▶ [SET EXERCISE] Quote, without change, all of the lines that follow.

▶ [Source data]
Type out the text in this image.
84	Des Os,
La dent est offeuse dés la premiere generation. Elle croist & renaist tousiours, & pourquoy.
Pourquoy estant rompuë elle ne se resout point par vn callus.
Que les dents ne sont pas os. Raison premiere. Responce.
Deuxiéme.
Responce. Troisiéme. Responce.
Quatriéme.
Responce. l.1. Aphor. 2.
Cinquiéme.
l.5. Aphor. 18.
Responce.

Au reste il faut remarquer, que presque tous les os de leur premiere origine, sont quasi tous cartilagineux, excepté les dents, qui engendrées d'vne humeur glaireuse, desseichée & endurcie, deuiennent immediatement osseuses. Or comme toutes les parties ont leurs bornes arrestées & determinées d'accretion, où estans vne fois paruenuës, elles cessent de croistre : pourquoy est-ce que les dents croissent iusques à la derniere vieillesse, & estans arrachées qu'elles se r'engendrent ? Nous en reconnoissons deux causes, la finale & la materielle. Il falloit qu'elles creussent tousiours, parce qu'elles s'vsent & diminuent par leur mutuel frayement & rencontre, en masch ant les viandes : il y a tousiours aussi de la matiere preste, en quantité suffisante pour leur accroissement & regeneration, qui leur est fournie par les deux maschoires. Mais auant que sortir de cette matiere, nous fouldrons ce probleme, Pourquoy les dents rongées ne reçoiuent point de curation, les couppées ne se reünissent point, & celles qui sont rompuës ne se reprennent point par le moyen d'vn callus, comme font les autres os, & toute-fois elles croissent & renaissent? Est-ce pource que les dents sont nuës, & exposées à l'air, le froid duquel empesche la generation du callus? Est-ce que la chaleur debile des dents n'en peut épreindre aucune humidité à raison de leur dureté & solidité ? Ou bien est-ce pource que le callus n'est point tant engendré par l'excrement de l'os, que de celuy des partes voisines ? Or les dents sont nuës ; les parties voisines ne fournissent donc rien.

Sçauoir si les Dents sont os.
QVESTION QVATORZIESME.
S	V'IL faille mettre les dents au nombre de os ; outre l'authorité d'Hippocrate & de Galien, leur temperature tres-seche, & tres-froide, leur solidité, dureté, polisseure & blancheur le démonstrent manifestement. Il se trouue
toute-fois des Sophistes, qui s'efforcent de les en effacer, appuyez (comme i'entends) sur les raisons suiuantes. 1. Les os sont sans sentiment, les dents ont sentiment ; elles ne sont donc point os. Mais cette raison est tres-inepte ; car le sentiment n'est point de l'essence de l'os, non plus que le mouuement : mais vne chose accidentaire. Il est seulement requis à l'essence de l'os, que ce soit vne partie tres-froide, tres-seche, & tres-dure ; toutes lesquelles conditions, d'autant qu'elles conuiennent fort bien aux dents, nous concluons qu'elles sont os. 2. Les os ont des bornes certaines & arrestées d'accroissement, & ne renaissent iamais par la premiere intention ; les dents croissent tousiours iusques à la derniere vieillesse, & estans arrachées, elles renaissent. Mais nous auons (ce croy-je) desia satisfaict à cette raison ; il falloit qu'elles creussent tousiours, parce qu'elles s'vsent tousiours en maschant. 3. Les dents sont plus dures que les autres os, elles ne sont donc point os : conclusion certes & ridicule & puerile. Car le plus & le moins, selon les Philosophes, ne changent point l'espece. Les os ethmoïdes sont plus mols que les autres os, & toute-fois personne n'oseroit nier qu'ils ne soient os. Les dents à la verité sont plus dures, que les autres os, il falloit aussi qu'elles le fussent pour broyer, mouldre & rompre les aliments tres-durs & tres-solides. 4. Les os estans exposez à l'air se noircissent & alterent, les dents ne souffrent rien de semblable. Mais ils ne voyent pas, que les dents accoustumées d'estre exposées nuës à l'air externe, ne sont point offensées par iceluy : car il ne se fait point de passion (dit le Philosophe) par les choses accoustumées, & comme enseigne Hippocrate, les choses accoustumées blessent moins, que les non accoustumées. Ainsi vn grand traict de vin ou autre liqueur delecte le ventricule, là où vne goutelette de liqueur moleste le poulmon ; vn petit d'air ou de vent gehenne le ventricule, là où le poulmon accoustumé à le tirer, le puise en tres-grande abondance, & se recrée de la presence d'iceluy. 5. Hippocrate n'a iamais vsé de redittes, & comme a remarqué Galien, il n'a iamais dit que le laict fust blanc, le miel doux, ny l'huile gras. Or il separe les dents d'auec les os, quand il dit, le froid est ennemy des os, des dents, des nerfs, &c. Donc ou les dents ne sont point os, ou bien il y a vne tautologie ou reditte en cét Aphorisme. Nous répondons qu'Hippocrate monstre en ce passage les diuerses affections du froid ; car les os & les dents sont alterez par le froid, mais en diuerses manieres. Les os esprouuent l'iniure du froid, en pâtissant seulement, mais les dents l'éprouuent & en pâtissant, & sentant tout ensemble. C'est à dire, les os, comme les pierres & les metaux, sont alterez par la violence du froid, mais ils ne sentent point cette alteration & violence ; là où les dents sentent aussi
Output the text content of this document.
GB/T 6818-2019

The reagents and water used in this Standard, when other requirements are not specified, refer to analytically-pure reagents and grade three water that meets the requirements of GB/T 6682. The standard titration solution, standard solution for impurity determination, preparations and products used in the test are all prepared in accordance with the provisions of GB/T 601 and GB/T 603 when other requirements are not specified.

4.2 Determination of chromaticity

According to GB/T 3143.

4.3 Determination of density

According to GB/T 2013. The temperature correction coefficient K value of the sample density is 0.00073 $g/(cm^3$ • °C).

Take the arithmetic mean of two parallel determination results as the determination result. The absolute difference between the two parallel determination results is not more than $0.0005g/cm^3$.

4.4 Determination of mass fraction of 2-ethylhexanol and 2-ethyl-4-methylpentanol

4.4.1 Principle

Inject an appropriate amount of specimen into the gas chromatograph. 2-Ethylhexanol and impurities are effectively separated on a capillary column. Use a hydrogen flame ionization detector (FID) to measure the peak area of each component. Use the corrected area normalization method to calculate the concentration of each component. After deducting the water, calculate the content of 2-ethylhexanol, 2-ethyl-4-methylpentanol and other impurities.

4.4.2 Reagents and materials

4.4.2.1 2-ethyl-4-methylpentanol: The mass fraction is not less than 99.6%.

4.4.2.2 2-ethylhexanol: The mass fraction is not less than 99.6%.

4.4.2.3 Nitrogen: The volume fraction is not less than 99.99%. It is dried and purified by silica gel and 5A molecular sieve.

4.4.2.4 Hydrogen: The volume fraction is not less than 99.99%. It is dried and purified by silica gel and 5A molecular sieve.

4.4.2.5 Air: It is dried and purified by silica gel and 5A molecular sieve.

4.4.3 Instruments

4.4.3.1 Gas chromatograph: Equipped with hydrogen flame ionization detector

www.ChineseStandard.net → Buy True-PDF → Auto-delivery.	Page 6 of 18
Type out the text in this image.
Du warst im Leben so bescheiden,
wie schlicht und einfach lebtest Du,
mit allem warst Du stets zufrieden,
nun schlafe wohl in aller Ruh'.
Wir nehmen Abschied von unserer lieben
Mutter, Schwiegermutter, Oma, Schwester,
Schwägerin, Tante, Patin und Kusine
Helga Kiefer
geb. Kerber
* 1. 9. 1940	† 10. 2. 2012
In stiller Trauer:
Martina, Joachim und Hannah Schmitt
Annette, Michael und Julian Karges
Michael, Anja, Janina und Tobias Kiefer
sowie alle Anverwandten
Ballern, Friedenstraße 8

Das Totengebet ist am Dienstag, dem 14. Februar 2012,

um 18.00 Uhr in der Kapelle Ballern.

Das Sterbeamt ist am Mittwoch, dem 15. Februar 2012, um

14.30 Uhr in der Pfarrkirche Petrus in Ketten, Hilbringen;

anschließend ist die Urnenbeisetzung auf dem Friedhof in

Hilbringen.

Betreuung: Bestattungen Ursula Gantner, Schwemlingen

▶ [TASK SOLUTION]
Type out the text in this image.
84	Des Os,
La dent est offeuse dés la premiere generation. Elle croist & renaist tousiours, & pourquoy.
Pourquoy estant rompuë elle ne se resout point par vn callus.
Que les dents ne sont pas os. Raison premiere. Responce.
Deuxiéme.
Responce. Troisiéme. Responce.
Quatriéme.
Responce. l.1. Aphor. 2.
Cinquiéme.
l.5. Aphor. 18.
Responce.

Au reste il faut remarquer, que presque tous les os de leur premiere origine, sont quasi tous cartilagineux, excepté les dents, qui engendrées d'vne humeur glaireuse, desseichée & endurcie, deuiennent immediatement osseuses. Or comme toutes les parties ont leurs bornes arrestées & determinées d'accretion, où estans vne fois paruenuës, elles cessent de croistre : pourquoy est-ce que les dents croissent iusques à la derniere vieillesse, & estans arrachées qu'elles se r'engendrent ? Nous en reconnoissons deux causes, la finale & la materielle. Il falloit qu'elles creussent tousiours, parce qu'elles s'vsent & diminuent par leur mutuel frayement & rencontre, en masch ant les viandes : il y a tousiours aussi de la matiere preste, en quantité suffisante pour leur accroissement & regeneration, qui leur est fournie par les deux maschoires. Mais auant que sortir de cette matiere, nous fouldrons ce probleme, Pourquoy les dents rongées ne reçoiuent point de curation, les couppées ne se reünissent point, & celles qui sont rompuës ne se reprennent point par le moyen d'vn callus, comme font les autres os, & toute-fois elles croissent & renaissent? Est-ce pource que les dents sont nuës, & exposées à l'air, le froid duquel empesche la generation du callus? Est-ce que la chaleur debile des dents n'en peut épreindre aucune humidité à raison de leur dureté & solidité ? Ou bien est-ce pource que le callus n'est point tant engendré par l'excrement de l'os, que de celuy des partes voisines ? Or les dents sont nuës ; les parties voisines ne fournissent donc rien.

Sçauoir si les Dents sont os.
QVESTION QVATORZIESME.
S	V'IL faille mettre les dents au nombre de os ; outre l'authorité d'Hippocrate & de Galien, leur temperature tres-seche, & tres-froide, leur solidité, dureté, polisseure & blancheur le démonstrent manifestement. Il se trouue
toute-fois des Sophistes, qui s'efforcent de les en effacer, appuyez (comme i'entends) sur les raisons suiuantes. 1. Les os sont sans sentiment, les dents ont sentiment ; elles ne sont donc point os. Mais cette raison est tres-inepte ; car le sentiment n'est point de l'essence de l'os, non plus que le mouuement : mais vne chose accidentaire. Il est seulement requis à l'essence de l'os, que ce soit vne partie tres-froide, tres-seche, & tres-dure ; toutes lesquelles conditions, d'autant qu'elles conuiennent fort bien aux dents, nous concluons qu'elles sont os. 2. Les os ont des bornes certaines & arrestées d'accroissement, & ne renaissent iamais par la premiere intention ; les dents croissent tousiours iusques à la derniere vieillesse, & estans arrachées, elles renaissent. Mais nous auons (ce croy-je) desia satisfaict à cette raison ; il falloit qu'elles creussent tousiours, parce qu'elles s'vsent tousiours en maschant. 3. Les dents sont plus dures que les autres os, elles ne sont donc point os : conclusion certes & ridicule & puerile. Car le plus & le moins, selon les Philosophes, ne changent point l'espece. Les os ethmoïdes sont plus mols que les autres os, & toute-fois personne n'oseroit nier qu'ils ne soient os. Les dents à la verité sont plus dures, que les autres os, il falloit aussi qu'elles le fussent pour broyer, mouldre & rompre les aliments tres-durs & tres-solides. 4. Les os estans exposez à l'air se noircissent & alterent, les dents ne souffrent rien de semblable. Mais ils ne voyent pas, que les dents accoustumées d'estre exposées nuës à l'air externe, ne sont point offensées par iceluy : car il ne se fait point de passion (dit le Philosophe) par les choses accoustumées, & comme enseigne Hippocrate, les choses accoustumées blessent moins, que les non accoustumées. Ainsi vn grand traict de vin ou autre liqueur delecte le ventricule, là où vne goutelette de liqueur moleste le poulmon ; vn petit d'air ou de vent gehenne le ventricule, là où le poulmon accoustumé à le tirer, le puise en tres-grande abondance, & se recrée de la presence d'iceluy. 5. Hippocrate n'a iamais vsé de redittes, & comme a remarqué Galien, il n'a iamais dit que le laict fust blanc, le miel doux, ny l'huile gras. Or il separe les dents d'auec les os, quand il dit, le froid est ennemy des os, des dents, des nerfs, &c. Donc ou les dents ne sont point os, ou bien il y a vne tautologie ou reditte en cét Aphorisme. Nous répondons qu'Hippocrate monstre en ce passage les diuerses affections du froid ; car les os & les dents sont alterez par le froid, mais en diuerses manieres. Les os esprouuent l'iniure du froid, en pâtissant seulement, mais les dents l'éprouuent & en pâtissant, & sentant tout ensemble. C'est à dire, les os, comme les pierres & les metaux, sont alterez par la violence du froid, mais ils ne sentent point cette alteration & violence ; là où les dents sentent aussi
Output the text content of this document.
GB/T 6818-2019

The reagents and water used in this Standard, when other requirements are not specified, refer to analytically-pure reagents and grade three water that meets the requirements of GB/T 6682. The standard titration solution, standard solution for impurity determination, preparations and products used in the test are all prepared in accordance with the provisions of GB/T 601 and GB/T 603 when other requirements are not specified.

4.2 Determination of chromaticity

According to GB/T 3143.

4.3 Determination of density

According to GB/T 2013. The temperature correction coefficient K value of the sample density is 0.00073 $g/(cm^3$ • °C).

Take the arithmetic mean of two parallel determination results as the determination result. The absolute difference between the two parallel determination results is not more than $0.0005g/cm^3$.

4.4 Determination of mass fraction of 2-ethylhexanol and 2-ethyl-4-methylpentanol

4.4.1 Principle

Inject an appropriate amount of specimen into the gas chromatograph. 2-Ethylhexanol and impurities are effectively separated on a capillary column. Use a hydrogen flame ionization detector (FID) to measure the peak area of each component. Use the corrected area normalization method to calculate the concentration of each component. After deducting the water, calculate the content of 2-ethylhexanol, 2-ethyl-4-methylpentanol and other impurities.

4.4.2 Reagents and materials

4.4.2.1 2-ethyl-4-methylpentanol: The mass fraction is not less than 99.6%.

4.4.2.2 2-ethylhexanol: The mass fraction is not less than 99.6%.

4.4.2.3 Nitrogen: The volume fraction is not less than 99.99%. It is dried and purified by silica gel and 5A molecular sieve.

4.4.2.4 Hydrogen: The volume fraction is not less than 99.99%. It is dried and purified by silica gel and 5A molecular sieve.

4.4.2.5 Air: It is dried and purified by silica gel and 5A molecular sieve.

4.4.3 Instruments

4.4.3.1 Gas chromatograph: Equipped with hydrogen flame ionization detector

www.ChineseStandard.net → Buy True-PDF → Auto-delivery.	Page 6 of 18
Type out the text in this image.
Du warst im Leben so bescheiden,
wie schlicht und einfach lebtest Du,
mit allem warst Du stets zufrieden,
nun schlafe wohl in aller Ruh'.
Wir nehmen Abschied von unserer lieben
Mutter, Schwiegermutter, Oma, Schwester,
Schwägerin, Tante, Patin und Kusine
Helga Kiefer
geb. Kerber
* 1. 9. 1940	† 10. 2. 2012
In stiller Trauer:
Martina, Joachim und Hannah Schmitt
Annette, Michael und Julian Karges
Michael, Anja, Janina und Tobias Kiefer
sowie alle Anverwandten
Ballern, Friedenstraße 8

Das Totengebet ist am Dienstag, dem 14. Februar 2012,

um 18.00 Uhr in der Kapelle Ballern.

Das Sterbeamt ist am Mittwoch, dem 15. Februar 2012, um

14.30 Uhr in der Pfarrkirche Petrus in Ketten, Hilbringen;

anschließend ist die Urnenbeisetzung auf dem Friedhof in

Hilbringen.

Betreuung: Bestattungen Ursula Gantner, Schwemlingen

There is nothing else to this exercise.